'''

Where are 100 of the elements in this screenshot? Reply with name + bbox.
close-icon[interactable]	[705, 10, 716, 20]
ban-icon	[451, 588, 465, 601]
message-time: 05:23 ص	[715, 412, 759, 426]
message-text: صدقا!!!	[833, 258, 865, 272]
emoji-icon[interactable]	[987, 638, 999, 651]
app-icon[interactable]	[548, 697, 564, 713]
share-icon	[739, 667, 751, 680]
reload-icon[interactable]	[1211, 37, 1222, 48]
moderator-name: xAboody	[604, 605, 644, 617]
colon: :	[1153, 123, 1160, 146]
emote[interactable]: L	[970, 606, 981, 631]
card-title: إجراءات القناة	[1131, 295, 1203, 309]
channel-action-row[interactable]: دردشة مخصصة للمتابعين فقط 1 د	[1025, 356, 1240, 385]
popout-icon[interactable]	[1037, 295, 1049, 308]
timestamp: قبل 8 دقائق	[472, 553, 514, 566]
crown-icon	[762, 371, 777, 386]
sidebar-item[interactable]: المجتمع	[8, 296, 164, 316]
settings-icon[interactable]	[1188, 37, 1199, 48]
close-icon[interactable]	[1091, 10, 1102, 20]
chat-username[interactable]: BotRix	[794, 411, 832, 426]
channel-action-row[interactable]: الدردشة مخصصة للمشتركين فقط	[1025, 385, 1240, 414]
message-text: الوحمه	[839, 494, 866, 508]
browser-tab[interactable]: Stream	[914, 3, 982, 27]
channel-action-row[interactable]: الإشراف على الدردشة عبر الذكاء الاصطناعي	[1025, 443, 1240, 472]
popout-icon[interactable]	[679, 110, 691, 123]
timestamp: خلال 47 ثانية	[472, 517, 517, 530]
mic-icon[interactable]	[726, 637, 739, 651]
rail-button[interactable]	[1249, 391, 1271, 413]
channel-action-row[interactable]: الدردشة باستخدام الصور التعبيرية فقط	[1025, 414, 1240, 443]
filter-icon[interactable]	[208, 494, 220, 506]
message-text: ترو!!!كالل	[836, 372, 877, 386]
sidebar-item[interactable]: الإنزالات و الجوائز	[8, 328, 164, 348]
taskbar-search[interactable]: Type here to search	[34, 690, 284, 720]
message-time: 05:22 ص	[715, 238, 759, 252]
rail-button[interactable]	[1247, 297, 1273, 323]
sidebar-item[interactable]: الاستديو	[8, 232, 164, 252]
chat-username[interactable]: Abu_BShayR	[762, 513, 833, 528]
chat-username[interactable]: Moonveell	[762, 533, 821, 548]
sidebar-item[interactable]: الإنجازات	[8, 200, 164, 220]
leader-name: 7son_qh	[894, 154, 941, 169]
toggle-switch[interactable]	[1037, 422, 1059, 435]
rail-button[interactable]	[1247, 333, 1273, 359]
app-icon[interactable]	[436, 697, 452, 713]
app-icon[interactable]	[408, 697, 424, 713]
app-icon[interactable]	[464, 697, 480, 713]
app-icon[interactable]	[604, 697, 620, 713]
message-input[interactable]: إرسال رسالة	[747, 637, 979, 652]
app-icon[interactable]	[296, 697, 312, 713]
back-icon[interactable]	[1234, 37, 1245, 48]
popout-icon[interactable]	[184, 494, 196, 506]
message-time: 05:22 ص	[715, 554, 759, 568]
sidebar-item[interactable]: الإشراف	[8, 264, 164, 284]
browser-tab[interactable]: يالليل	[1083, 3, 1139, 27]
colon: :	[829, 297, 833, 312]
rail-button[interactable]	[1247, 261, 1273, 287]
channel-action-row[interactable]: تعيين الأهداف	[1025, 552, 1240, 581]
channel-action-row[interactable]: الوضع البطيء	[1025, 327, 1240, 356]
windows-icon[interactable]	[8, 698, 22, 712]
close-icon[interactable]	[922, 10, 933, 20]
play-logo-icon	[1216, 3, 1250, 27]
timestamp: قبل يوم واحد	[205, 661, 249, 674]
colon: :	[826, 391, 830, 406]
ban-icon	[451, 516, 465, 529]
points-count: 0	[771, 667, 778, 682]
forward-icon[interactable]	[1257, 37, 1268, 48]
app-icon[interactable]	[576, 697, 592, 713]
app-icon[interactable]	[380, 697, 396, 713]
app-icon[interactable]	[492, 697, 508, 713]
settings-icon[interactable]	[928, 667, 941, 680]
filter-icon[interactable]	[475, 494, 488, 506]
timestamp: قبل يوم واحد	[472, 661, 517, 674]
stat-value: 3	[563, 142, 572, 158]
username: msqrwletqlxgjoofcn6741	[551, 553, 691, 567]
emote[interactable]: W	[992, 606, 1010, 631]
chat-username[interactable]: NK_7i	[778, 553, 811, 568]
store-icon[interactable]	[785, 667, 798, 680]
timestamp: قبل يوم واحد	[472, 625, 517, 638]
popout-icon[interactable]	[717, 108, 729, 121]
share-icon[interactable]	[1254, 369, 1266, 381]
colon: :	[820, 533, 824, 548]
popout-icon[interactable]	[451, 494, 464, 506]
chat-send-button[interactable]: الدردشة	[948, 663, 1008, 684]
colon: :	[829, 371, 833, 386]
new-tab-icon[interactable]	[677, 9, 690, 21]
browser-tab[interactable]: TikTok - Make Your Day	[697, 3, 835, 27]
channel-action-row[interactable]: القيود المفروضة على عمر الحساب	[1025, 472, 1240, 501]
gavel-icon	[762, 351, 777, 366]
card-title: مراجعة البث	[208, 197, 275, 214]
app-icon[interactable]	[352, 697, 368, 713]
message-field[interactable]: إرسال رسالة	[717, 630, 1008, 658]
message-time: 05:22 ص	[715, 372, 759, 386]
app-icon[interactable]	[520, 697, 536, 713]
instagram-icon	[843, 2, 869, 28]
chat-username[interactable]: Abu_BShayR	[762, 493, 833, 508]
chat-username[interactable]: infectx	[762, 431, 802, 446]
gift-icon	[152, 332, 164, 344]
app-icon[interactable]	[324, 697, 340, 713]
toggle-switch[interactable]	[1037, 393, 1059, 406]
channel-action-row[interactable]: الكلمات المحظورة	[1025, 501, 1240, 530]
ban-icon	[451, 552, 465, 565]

'''

- **TASK**: From the entries above, extract every line that contains the string "popout". Case matters.

- **RESULT FOR THIS EXERCISE**:
popout-icon[interactable]	[1037, 295, 1049, 308]
popout-icon[interactable]	[679, 110, 691, 123]
popout-icon[interactable]	[184, 494, 196, 506]
popout-icon[interactable]	[717, 108, 729, 121]
popout-icon[interactable]	[451, 494, 464, 506]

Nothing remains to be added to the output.